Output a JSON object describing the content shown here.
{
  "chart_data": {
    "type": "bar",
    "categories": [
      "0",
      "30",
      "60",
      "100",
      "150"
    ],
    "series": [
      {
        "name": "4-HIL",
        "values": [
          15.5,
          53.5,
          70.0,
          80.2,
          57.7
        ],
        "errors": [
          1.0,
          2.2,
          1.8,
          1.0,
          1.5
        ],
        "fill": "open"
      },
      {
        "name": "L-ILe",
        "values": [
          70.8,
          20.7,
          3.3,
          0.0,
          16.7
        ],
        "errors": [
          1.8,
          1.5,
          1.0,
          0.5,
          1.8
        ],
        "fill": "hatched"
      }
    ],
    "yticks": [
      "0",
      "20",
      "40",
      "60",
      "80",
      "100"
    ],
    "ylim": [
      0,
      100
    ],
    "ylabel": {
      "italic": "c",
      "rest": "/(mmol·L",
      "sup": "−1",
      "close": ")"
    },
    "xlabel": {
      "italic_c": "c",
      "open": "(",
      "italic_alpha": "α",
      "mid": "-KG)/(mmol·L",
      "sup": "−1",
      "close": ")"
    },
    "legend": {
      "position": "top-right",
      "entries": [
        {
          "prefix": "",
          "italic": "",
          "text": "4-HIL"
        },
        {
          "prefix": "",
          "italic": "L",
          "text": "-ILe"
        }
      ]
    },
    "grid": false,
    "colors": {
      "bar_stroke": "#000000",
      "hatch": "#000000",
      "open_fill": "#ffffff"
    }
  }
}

====

EXERCISE OBJECTIVE: Write out the whole listing again. Match it word for word.

EXPECTED ANSWER:
Output a JSON object describing the content shown here.
{
  "chart_data": {
    "type": "bar",
    "categories": [
      "0",
      "30",
      "60",
      "100",
      "150"
    ],
    "series": [
      {
        "name": "4-HIL",
        "values": [
          15.5,
          53.5,
          70.0,
          80.2,
          57.7
        ],
        "errors": [
          1.0,
          2.2,
          1.8,
          1.0,
          1.5
        ],
        "fill": "open"
      },
      {
        "name": "L-ILe",
        "values": [
          70.8,
          20.7,
          3.3,
          0.0,
          16.7
        ],
        "errors": [
          1.8,
          1.5,
          1.0,
          0.5,
          1.8
        ],
        "fill": "hatched"
      }
    ],
    "yticks": [
      "0",
      "20",
      "40",
      "60",
      "80",
      "100"
    ],
    "ylim": [
      0,
      100
    ],
    "ylabel": {
      "italic": "c",
      "rest": "/(mmol·L",
      "sup": "−1",
      "close": ")"
    },
    "xlabel": {
      "italic_c": "c",
      "open": "(",
      "italic_alpha": "α",
      "mid": "-KG)/(mmol·L",
      "sup": "−1",
      "close": ")"
    },
    "legend": {
      "position": "top-right",
      "entries": [
        {
          "prefix": "",
          "italic": "",
          "text": "4-HIL"
        },
        {
          "prefix": "",
          "italic": "L",
          "text": "-ILe"
        }
      ]
    },
    "grid": false,
    "colors": {
      "bar_stroke": "#000000",
      "hatch": "#000000",
      "open_fill": "#ffffff"
    }
  }
}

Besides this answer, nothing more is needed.